### EXERCISE
Copy all records verbatim.

Raw records

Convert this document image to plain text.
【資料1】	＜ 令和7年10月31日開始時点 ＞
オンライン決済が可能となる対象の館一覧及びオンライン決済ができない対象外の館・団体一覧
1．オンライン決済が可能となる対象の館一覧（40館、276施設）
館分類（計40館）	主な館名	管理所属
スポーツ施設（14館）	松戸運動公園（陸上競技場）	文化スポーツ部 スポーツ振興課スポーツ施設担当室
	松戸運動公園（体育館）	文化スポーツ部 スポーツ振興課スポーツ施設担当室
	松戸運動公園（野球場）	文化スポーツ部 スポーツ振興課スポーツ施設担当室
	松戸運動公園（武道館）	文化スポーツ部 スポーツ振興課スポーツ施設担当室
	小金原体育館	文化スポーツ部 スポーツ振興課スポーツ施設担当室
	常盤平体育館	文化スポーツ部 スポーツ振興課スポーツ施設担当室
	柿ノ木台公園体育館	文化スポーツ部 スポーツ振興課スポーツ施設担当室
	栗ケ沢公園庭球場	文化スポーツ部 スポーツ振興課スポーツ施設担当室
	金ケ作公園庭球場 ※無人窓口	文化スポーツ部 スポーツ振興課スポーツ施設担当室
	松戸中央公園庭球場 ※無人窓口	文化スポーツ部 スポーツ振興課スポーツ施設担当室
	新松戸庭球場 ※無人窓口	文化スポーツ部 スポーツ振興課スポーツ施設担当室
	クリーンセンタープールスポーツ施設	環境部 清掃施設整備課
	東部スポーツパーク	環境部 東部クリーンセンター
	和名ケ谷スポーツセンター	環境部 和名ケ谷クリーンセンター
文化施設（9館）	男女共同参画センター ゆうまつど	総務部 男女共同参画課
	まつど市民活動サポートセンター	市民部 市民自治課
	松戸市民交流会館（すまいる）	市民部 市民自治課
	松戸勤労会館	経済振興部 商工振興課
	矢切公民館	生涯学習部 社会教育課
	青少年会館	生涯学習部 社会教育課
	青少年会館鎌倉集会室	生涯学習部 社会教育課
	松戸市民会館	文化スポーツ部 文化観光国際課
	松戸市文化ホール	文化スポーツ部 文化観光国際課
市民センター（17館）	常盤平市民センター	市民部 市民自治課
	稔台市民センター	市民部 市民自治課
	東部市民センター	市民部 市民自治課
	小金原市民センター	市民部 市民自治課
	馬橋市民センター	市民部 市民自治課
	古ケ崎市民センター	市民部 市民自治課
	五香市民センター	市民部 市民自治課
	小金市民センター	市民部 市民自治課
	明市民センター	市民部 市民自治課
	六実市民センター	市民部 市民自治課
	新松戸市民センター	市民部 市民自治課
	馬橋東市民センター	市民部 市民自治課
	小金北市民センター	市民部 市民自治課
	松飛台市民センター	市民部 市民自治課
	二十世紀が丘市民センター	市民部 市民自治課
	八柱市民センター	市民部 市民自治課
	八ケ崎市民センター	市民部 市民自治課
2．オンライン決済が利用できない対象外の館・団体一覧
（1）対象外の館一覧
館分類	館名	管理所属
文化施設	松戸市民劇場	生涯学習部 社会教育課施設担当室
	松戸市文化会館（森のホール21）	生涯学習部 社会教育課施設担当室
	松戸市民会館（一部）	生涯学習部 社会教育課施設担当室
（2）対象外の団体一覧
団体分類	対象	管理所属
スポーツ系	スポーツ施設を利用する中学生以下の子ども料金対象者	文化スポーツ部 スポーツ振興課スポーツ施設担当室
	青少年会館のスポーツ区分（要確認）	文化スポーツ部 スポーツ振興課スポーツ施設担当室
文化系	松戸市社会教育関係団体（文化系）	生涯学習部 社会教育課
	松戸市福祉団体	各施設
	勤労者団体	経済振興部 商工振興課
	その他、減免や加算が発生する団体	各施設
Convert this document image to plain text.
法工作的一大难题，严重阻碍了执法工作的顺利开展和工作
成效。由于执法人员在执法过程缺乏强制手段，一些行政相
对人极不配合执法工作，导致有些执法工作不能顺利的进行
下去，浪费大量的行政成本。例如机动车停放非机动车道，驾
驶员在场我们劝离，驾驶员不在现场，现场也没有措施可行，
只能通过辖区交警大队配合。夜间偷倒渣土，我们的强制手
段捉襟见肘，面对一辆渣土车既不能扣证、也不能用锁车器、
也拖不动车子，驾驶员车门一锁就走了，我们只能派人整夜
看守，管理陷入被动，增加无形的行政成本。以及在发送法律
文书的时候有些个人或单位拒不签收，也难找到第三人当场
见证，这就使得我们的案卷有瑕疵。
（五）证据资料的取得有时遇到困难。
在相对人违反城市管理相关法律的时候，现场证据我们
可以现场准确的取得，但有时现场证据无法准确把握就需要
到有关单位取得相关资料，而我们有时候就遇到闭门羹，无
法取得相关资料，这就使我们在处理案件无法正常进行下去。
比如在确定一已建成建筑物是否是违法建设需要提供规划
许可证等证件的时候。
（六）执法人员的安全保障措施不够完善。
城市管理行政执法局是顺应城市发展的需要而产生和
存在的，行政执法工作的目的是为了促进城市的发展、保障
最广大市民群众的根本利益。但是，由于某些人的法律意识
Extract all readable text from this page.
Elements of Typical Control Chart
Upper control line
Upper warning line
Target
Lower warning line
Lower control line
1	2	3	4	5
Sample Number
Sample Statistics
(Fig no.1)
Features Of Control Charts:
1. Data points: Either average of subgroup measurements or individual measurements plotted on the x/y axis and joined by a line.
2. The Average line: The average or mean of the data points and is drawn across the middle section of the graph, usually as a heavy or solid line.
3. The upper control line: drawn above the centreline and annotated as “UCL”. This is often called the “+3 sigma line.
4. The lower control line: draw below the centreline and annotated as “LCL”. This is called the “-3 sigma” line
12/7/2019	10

### EXERCISE SOLUTION
Convert this document image to plain text.
【資料1】	＜ 令和7年10月31日開始時点 ＞
オンライン決済が可能となる対象の館一覧及びオンライン決済ができない対象外の館・団体一覧
1．オンライン決済が可能となる対象の館一覧（40館、276施設）
館分類（計40館）	主な館名	管理所属
スポーツ施設（14館）	松戸運動公園（陸上競技場）	文化スポーツ部 スポーツ振興課スポーツ施設担当室
	松戸運動公園（体育館）	文化スポーツ部 スポーツ振興課スポーツ施設担当室
	松戸運動公園（野球場）	文化スポーツ部 スポーツ振興課スポーツ施設担当室
	松戸運動公園（武道館）	文化スポーツ部 スポーツ振興課スポーツ施設担当室
	小金原体育館	文化スポーツ部 スポーツ振興課スポーツ施設担当室
	常盤平体育館	文化スポーツ部 スポーツ振興課スポーツ施設担当室
	柿ノ木台公園体育館	文化スポーツ部 スポーツ振興課スポーツ施設担当室
	栗ケ沢公園庭球場	文化スポーツ部 スポーツ振興課スポーツ施設担当室
	金ケ作公園庭球場 ※無人窓口	文化スポーツ部 スポーツ振興課スポーツ施設担当室
	松戸中央公園庭球場 ※無人窓口	文化スポーツ部 スポーツ振興課スポーツ施設担当室
	新松戸庭球場 ※無人窓口	文化スポーツ部 スポーツ振興課スポーツ施設担当室
	クリーンセンタープールスポーツ施設	環境部 清掃施設整備課
	東部スポーツパーク	環境部 東部クリーンセンター
	和名ケ谷スポーツセンター	環境部 和名ケ谷クリーンセンター
文化施設（9館）	男女共同参画センター ゆうまつど	総務部 男女共同参画課
	まつど市民活動サポートセンター	市民部 市民自治課
	松戸市民交流会館（すまいる）	市民部 市民自治課
	松戸勤労会館	経済振興部 商工振興課
	矢切公民館	生涯学習部 社会教育課
	青少年会館	生涯学習部 社会教育課
	青少年会館鎌倉集会室	生涯学習部 社会教育課
	松戸市民会館	文化スポーツ部 文化観光国際課
	松戸市文化ホール	文化スポーツ部 文化観光国際課
市民センター（17館）	常盤平市民センター	市民部 市民自治課
	稔台市民センター	市民部 市民自治課
	東部市民センター	市民部 市民自治課
	小金原市民センター	市民部 市民自治課
	馬橋市民センター	市民部 市民自治課
	古ケ崎市民センター	市民部 市民自治課
	五香市民センター	市民部 市民自治課
	小金市民センター	市民部 市民自治課
	明市民センター	市民部 市民自治課
	六実市民センター	市民部 市民自治課
	新松戸市民センター	市民部 市民自治課
	馬橋東市民センター	市民部 市民自治課
	小金北市民センター	市民部 市民自治課
	松飛台市民センター	市民部 市民自治課
	二十世紀が丘市民センター	市民部 市民自治課
	八柱市民センター	市民部 市民自治課
	八ケ崎市民センター	市民部 市民自治課
2．オンライン決済が利用できない対象外の館・団体一覧
（1）対象外の館一覧
館分類	館名	管理所属
文化施設	松戸市民劇場	生涯学習部 社会教育課施設担当室
	松戸市文化会館（森のホール21）	生涯学習部 社会教育課施設担当室
	松戸市民会館（一部）	生涯学習部 社会教育課施設担当室
（2）対象外の団体一覧
団体分類	対象	管理所属
スポーツ系	スポーツ施設を利用する中学生以下の子ども料金対象者	文化スポーツ部 スポーツ振興課スポーツ施設担当室
	青少年会館のスポーツ区分（要確認）	文化スポーツ部 スポーツ振興課スポーツ施設担当室
文化系	松戸市社会教育関係団体（文化系）	生涯学習部 社会教育課
	松戸市福祉団体	各施設
	勤労者団体	経済振興部 商工振興課
	その他、減免や加算が発生する団体	各施設
Convert this document image to plain text.
法工作的一大难题，严重阻碍了执法工作的顺利开展和工作
成效。由于执法人员在执法过程缺乏强制手段，一些行政相
对人极不配合执法工作，导致有些执法工作不能顺利的进行
下去，浪费大量的行政成本。例如机动车停放非机动车道，驾
驶员在场我们劝离，驾驶员不在现场，现场也没有措施可行，
只能通过辖区交警大队配合。夜间偷倒渣土，我们的强制手
段捉襟见肘，面对一辆渣土车既不能扣证、也不能用锁车器、
也拖不动车子，驾驶员车门一锁就走了，我们只能派人整夜
看守，管理陷入被动，增加无形的行政成本。以及在发送法律
文书的时候有些个人或单位拒不签收，也难找到第三人当场
见证，这就使得我们的案卷有瑕疵。
（五）证据资料的取得有时遇到困难。
在相对人违反城市管理相关法律的时候，现场证据我们
可以现场准确的取得，但有时现场证据无法准确把握就需要
到有关单位取得相关资料，而我们有时候就遇到闭门羹，无
法取得相关资料，这就使我们在处理案件无法正常进行下去。
比如在确定一已建成建筑物是否是违法建设需要提供规划
许可证等证件的时候。
（六）执法人员的安全保障措施不够完善。
城市管理行政执法局是顺应城市发展的需要而产生和
存在的，行政执法工作的目的是为了促进城市的发展、保障
最广大市民群众的根本利益。但是，由于某些人的法律意识
Extract all readable text from this page.
Elements of Typical Control Chart
Upper control line
Upper warning line
Target
Lower warning line
Lower control line
1	2	3	4	5
Sample Number
Sample Statistics
(Fig no.1)
Features Of Control Charts:
1. Data points: Either average of subgroup measurements or individual measurements plotted on the x/y axis and joined by a line.
2. The Average line: The average or mean of the data points and is drawn across the middle section of the graph, usually as a heavy or solid line.
3. The upper control line: drawn above the centreline and annotated as “UCL”. This is often called the “+3 sigma line.
4. The lower control line: draw below the centreline and annotated as “LCL”. This is called the “-3 sigma” line
12/7/2019	10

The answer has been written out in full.